▸ **Directive**
Output each entry that follows exactly. Images stay out.

* * * *

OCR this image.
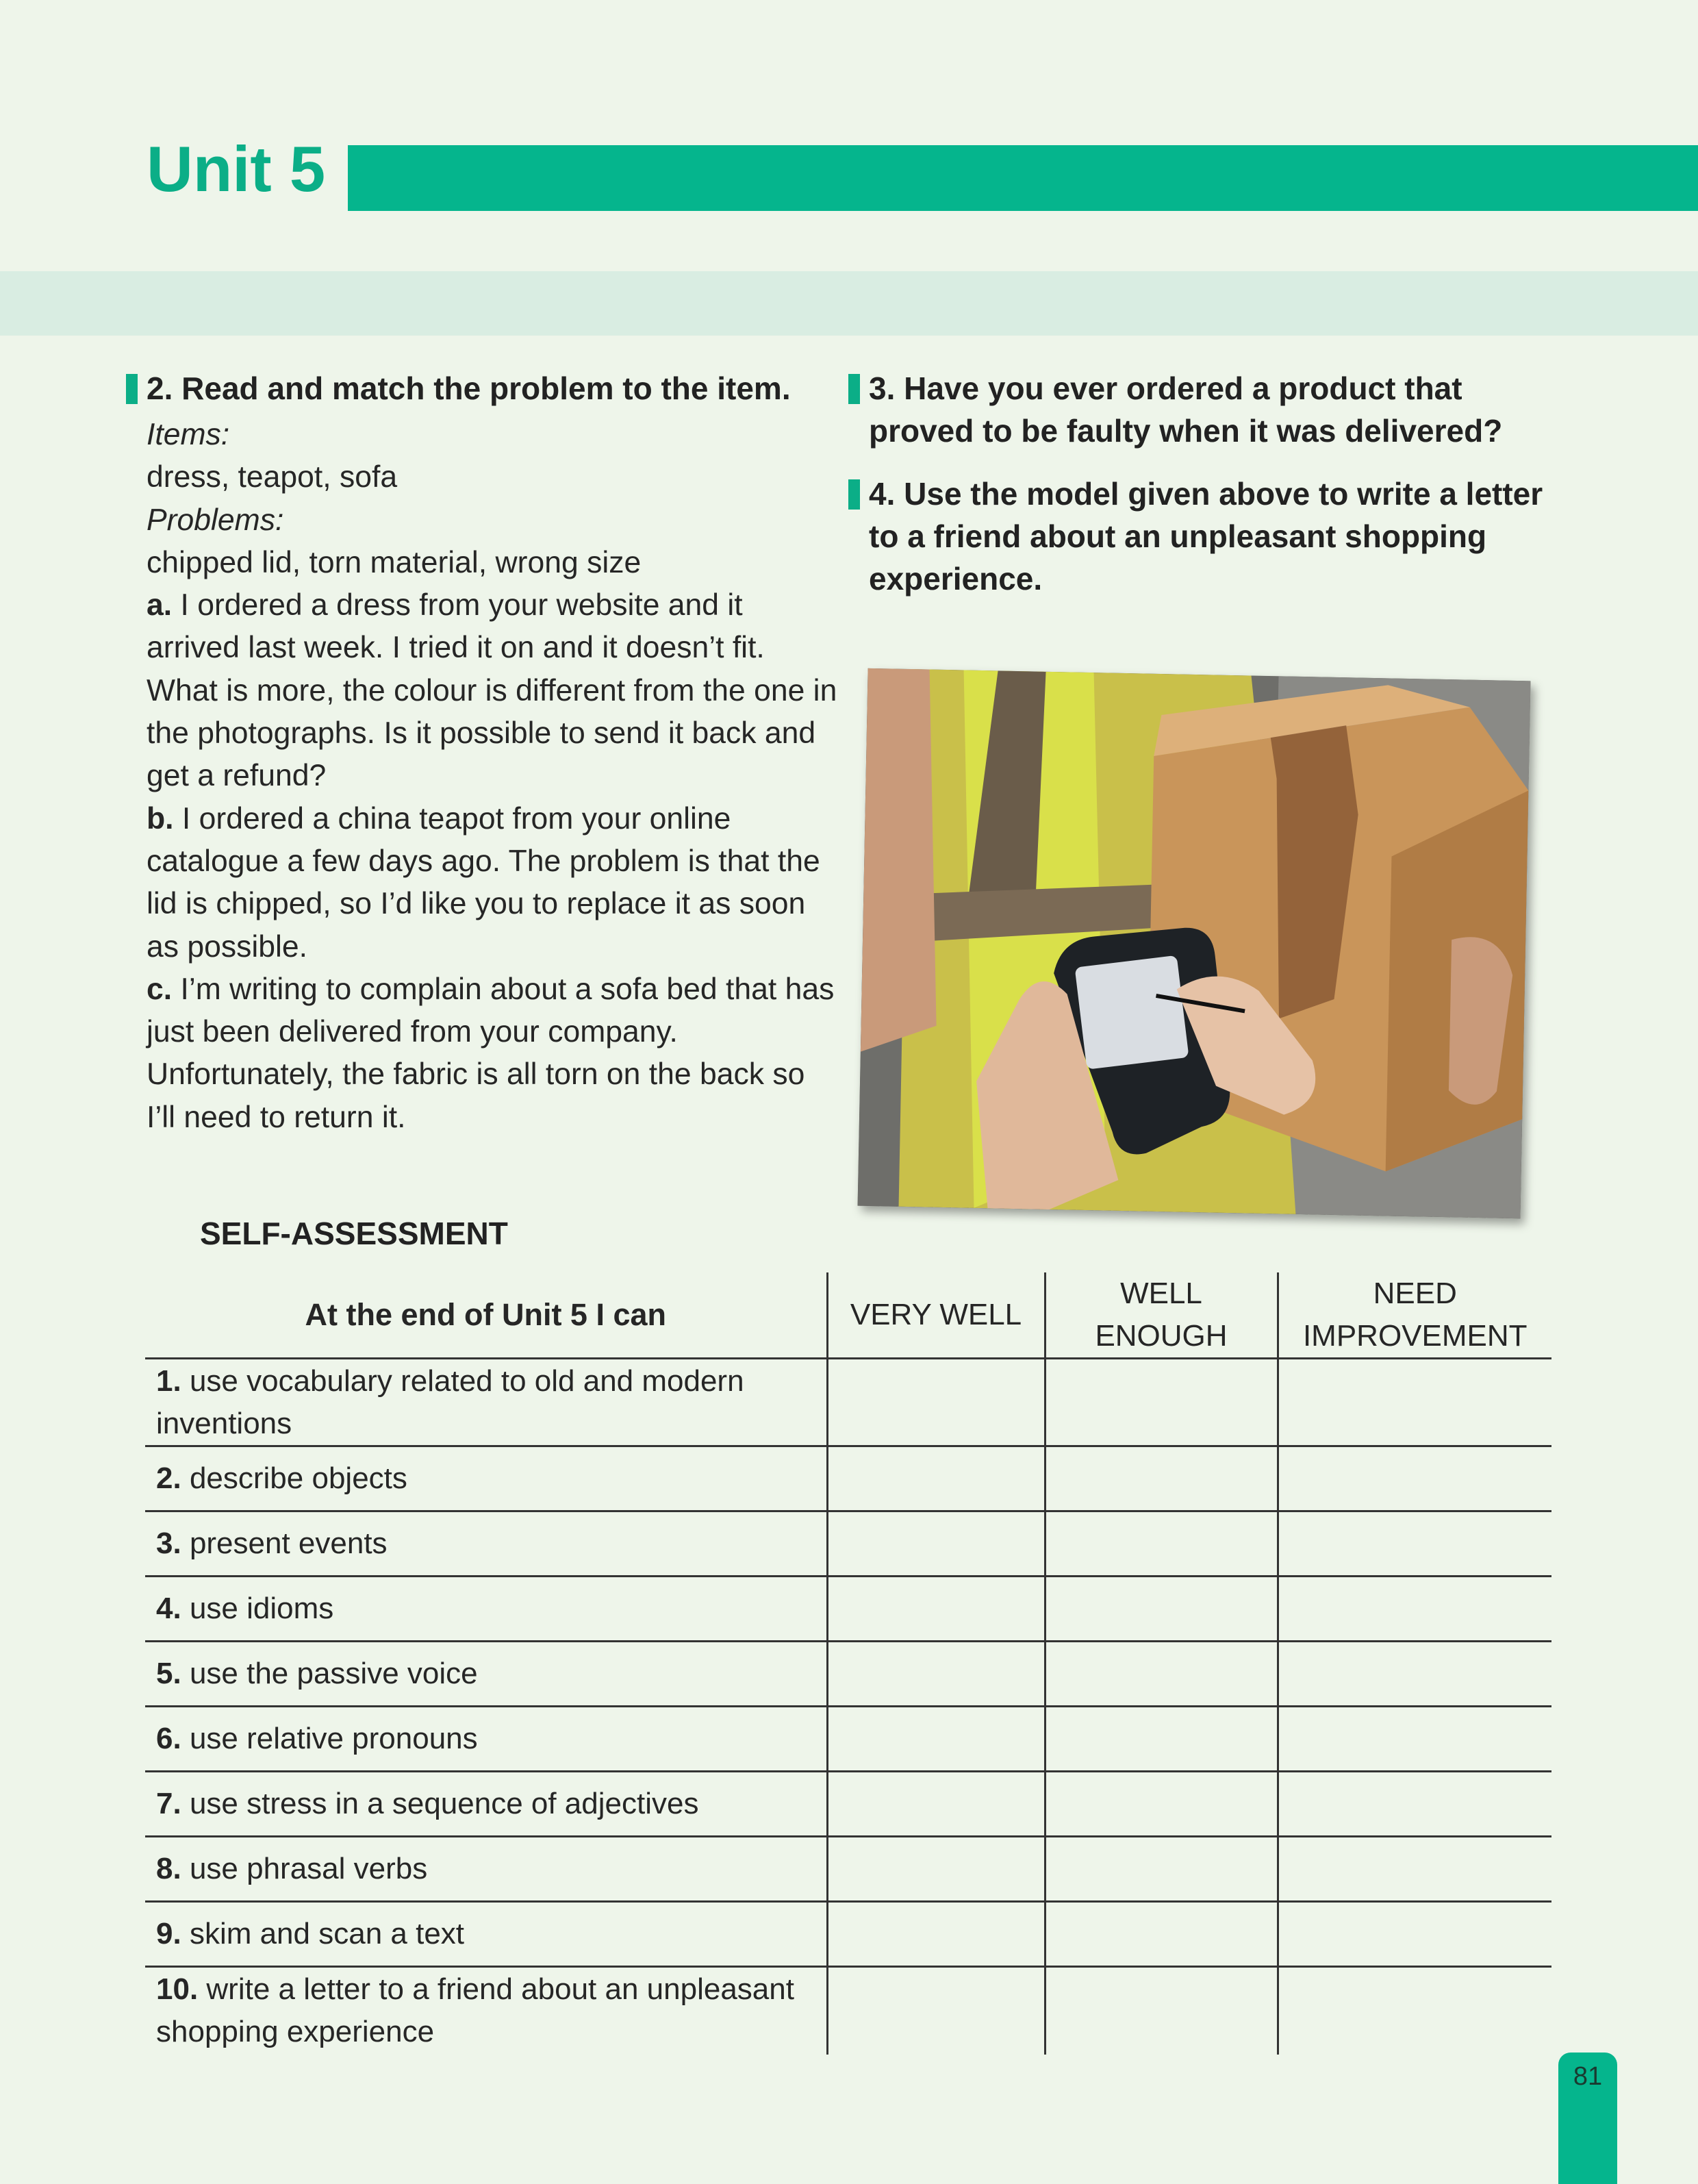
Unit 5
2. Read and match the problem to the item.
Items:
dress, teapot, sofa
Problems:
chipped lid, torn material, wrong size
a. I ordered a dress from your website and it arrived last week. I tried it on and it doesn’t fit. What is more, the colour is different from the one in the photographs. Is it possible to send it back and get a refund?
b. I ordered a china teapot from your online catalogue a few days ago. The problem is that the lid is chipped, so I’d like you to replace it as soon as possible.
c. I’m writing to complain about a sofa bed that has just been delivered from your company. Unfortunately, the fabric is all torn on the back so I’ll need to return it.
3. Have you ever ordered a product that proved to be faulty when it was delivered?
4. Use the model given above to write a letter to a friend about an unpleasant shopping experience.
SELF-ASSESSMENT
At the end of Unit 5 I can	VERY WELL	WELL ENOUGH	NEED IMPROVEMENT
1. use vocabulary related to old and modern inventions			
2. describe objects			
3. present events			
4. use idioms			
5. use the passive voice			
6. use relative pronouns			
7. use stress in a sequence of adjectives			
8. use phrasal verbs			
9. skim and scan a text			
10. write a letter to a friend about an unpleasant shopping experience			
81
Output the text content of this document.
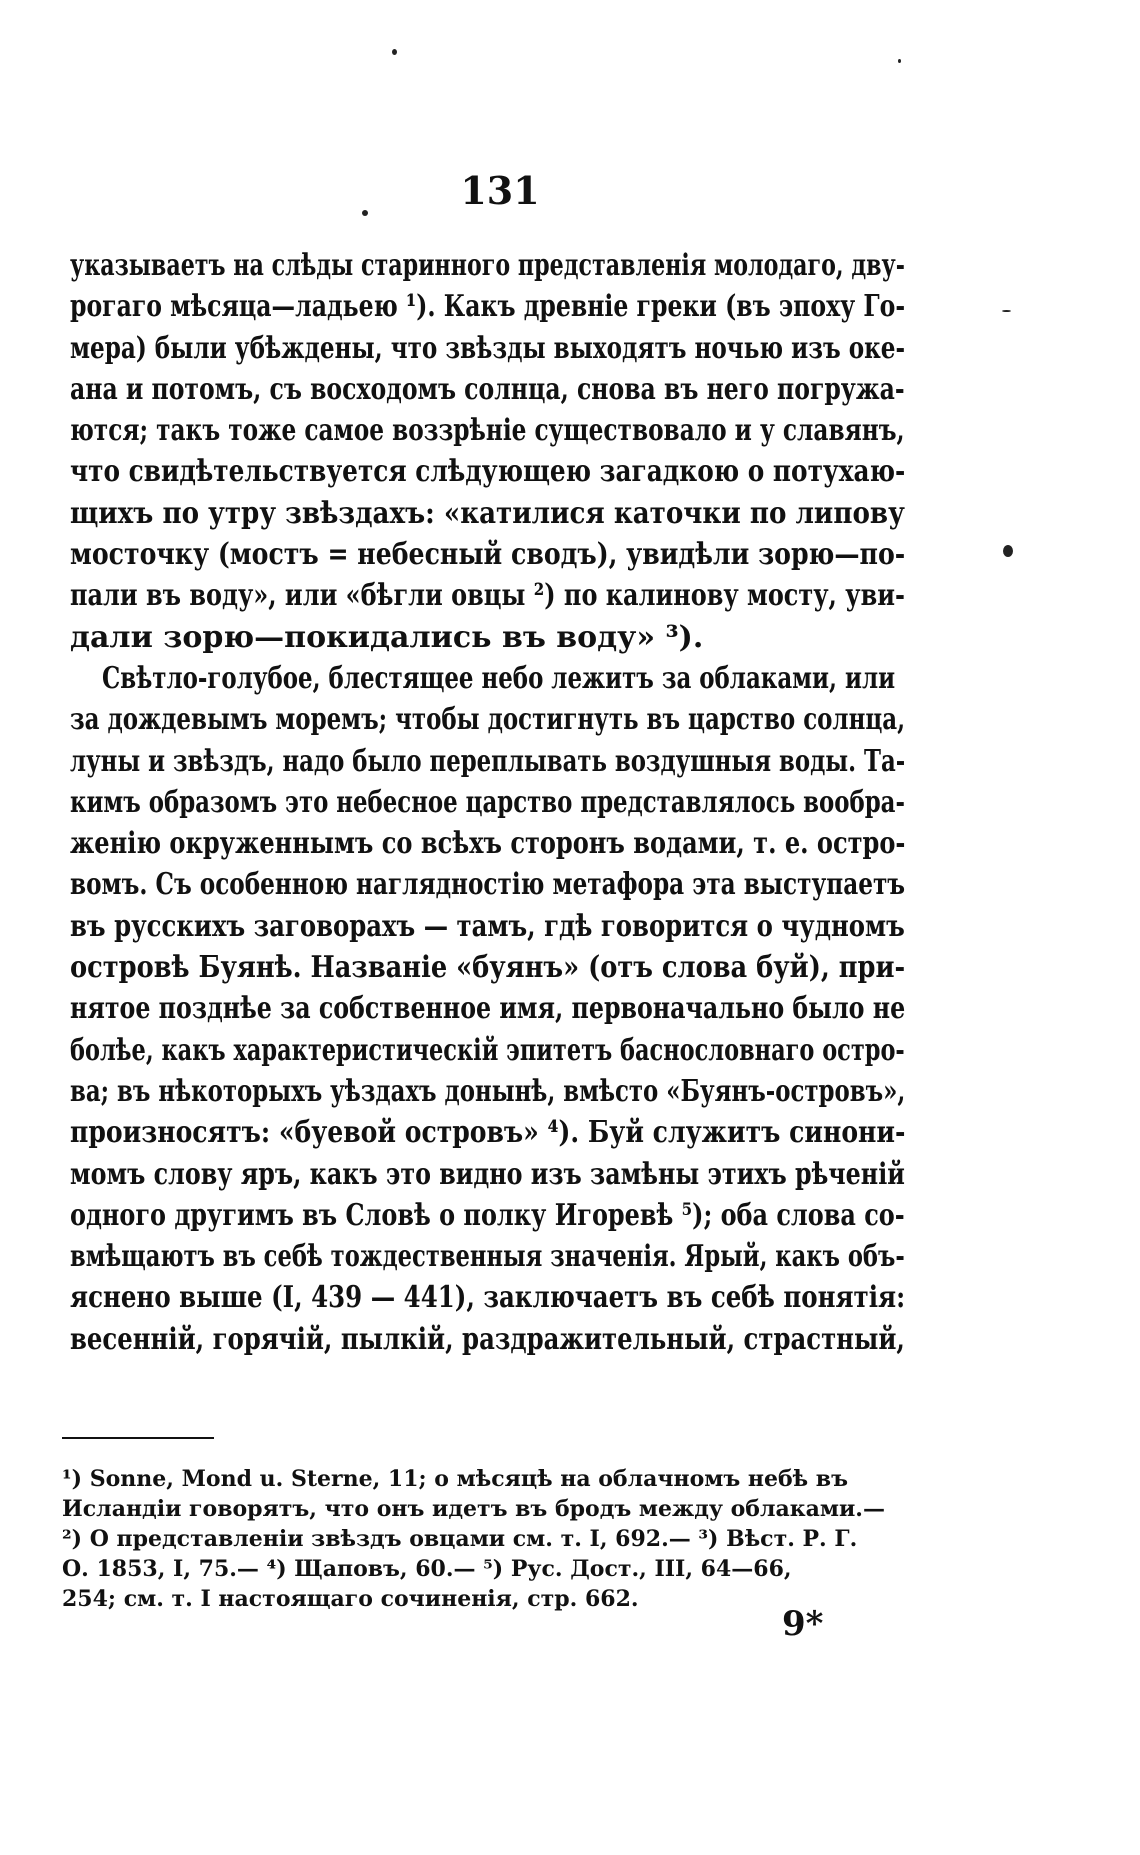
131
указываетъ на слѣды старинного представленія молодаго, дву-
рогаго мѣсяца—ладьею ¹). Какъ древніе греки (въ эпоху Го-
мера) были убѣждены, что звѣзды выходятъ ночью изъ оке-
ана и потомъ, съ восходомъ солнца, снова въ него погружа-
ются; такъ тоже самое воззрѣніе существовало и у славянъ,
что свидѣтельствуется слѣдующею загадкою о потухаю-
щихъ по утру звѣздахъ: «катилися каточки по липову
мосточку (мостъ = небесный сводъ), увидѣли зорю—по-
пали въ воду», или «бѣгли овцы ²) по калинову мосту, уви-
дали зорю—покидались въ воду» ³).
Свѣтло-голубое, блестящее небо лежитъ за облаками, или
за дождевымъ моремъ; чтобы достигнуть въ царство солнца,
луны и звѣздъ, надо было переплывать воздушныя воды. Та-
кимъ образомъ это небесное царство представлялось вообра-
женію окруженнымъ со всѣхъ сторонъ водами, т. е. остро-
вомъ. Съ особенною наглядностію метафора эта выступаетъ
въ русскихъ заговорахъ — тамъ, гдѣ говорится о чудномъ
островѣ Буянѣ. Названіе «буянъ» (отъ слова буй), при-
нятое позднѣе за собственное имя, первоначально было не
болѣе, какъ характеристическій эпитетъ баснословнаго остро-
ва; въ нѣкоторыхъ уѣздахъ донынѣ, вмѣсто «Буянъ-островъ»,
произносятъ: «буевой островъ» ⁴). Буй служитъ синони-
момъ слову яръ, какъ это видно изъ замѣны этихъ рѣченій
одного другимъ въ Словѣ о полку Игоревѣ ⁵); оба слова со-
вмѣщаютъ въ себѣ тождественныя значенія. Ярый, какъ объ-
яснено выше (I, 439 — 441), заключаетъ въ себѣ понятія:
весенній, горячій, пылкій, раздражительный, страстный,
¹) Sonne, Mond u. Sterne, 11; о мѣсяцѣ на облачномъ небѣ въ
Исландіи говорятъ, что онъ идетъ въ бродъ между облаками.—
²) О представленіи звѣздъ овцами см. т. I, 692.— ³) Вѣст. Р. Г.
О. 1853, I, 75.— ⁴) Щаповъ, 60.— ⁵) Рус. Дост., III, 64—66,
254; см. т. I настоящаго сочиненія, стр. 662.
9*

* * * *

▸ **Finished answer**
OCR this image.
Unit 5
2. Read and match the problem to the item.
Items:
dress, teapot, sofa
Problems:
chipped lid, torn material, wrong size
a. I ordered a dress from your website and it arrived last week. I tried it on and it doesn’t fit. What is more, the colour is different from the one in the photographs. Is it possible to send it back and get a refund?
b. I ordered a china teapot from your online catalogue a few days ago. The problem is that the lid is chipped, so I’d like you to replace it as soon as possible.
c. I’m writing to complain about a sofa bed that has just been delivered from your company. Unfortunately, the fabric is all torn on the back so I’ll need to return it.
3. Have you ever ordered a product that proved to be faulty when it was delivered?
4. Use the model given above to write a letter to a friend about an unpleasant shopping experience.
SELF-ASSESSMENT
At the end of Unit 5 I can	VERY WELL	WELL ENOUGH	NEED IMPROVEMENT
1. use vocabulary related to old and modern inventions			
2. describe objects			
3. present events			
4. use idioms			
5. use the passive voice			
6. use relative pronouns			
7. use stress in a sequence of adjectives			
8. use phrasal verbs			
9. skim and scan a text			
10. write a letter to a friend about an unpleasant shopping experience			
81
Output the text content of this document.
131
указываетъ на слѣды старинного представленія молодаго, дву-
рогаго мѣсяца—ладьею ¹). Какъ древніе греки (въ эпоху Го-
мера) были убѣждены, что звѣзды выходятъ ночью изъ оке-
ана и потомъ, съ восходомъ солнца, снова въ него погружа-
ются; такъ тоже самое воззрѣніе существовало и у славянъ,
что свидѣтельствуется слѣдующею загадкою о потухаю-
щихъ по утру звѣздахъ: «катилися каточки по липову
мосточку (мостъ = небесный сводъ), увидѣли зорю—по-
пали въ воду», или «бѣгли овцы ²) по калинову мосту, уви-
дали зорю—покидались въ воду» ³).
Свѣтло-голубое, блестящее небо лежитъ за облаками, или
за дождевымъ моремъ; чтобы достигнуть въ царство солнца,
луны и звѣздъ, надо было переплывать воздушныя воды. Та-
кимъ образомъ это небесное царство представлялось вообра-
женію окруженнымъ со всѣхъ сторонъ водами, т. е. остро-
вомъ. Съ особенною наглядностію метафора эта выступаетъ
въ русскихъ заговорахъ — тамъ, гдѣ говорится о чудномъ
островѣ Буянѣ. Названіе «буянъ» (отъ слова буй), при-
нятое позднѣе за собственное имя, первоначально было не
болѣе, какъ характеристическій эпитетъ баснословнаго остро-
ва; въ нѣкоторыхъ уѣздахъ донынѣ, вмѣсто «Буянъ-островъ»,
произносятъ: «буевой островъ» ⁴). Буй служитъ синони-
момъ слову яръ, какъ это видно изъ замѣны этихъ рѣченій
одного другимъ въ Словѣ о полку Игоревѣ ⁵); оба слова со-
вмѣщаютъ въ себѣ тождественныя значенія. Ярый, какъ объ-
яснено выше (I, 439 — 441), заключаетъ въ себѣ понятія:
весенній, горячій, пылкій, раздражительный, страстный,
¹) Sonne, Mond u. Sterne, 11; о мѣсяцѣ на облачномъ небѣ въ
Исландіи говорятъ, что онъ идетъ въ бродъ между облаками.—
²) О представленіи звѣздъ овцами см. т. I, 692.— ³) Вѣст. Р. Г.
О. 1853, I, 75.— ⁴) Щаповъ, 60.— ⁵) Рус. Дост., III, 64—66,
254; см. т. I настоящаго сочиненія, стр. 662.
9*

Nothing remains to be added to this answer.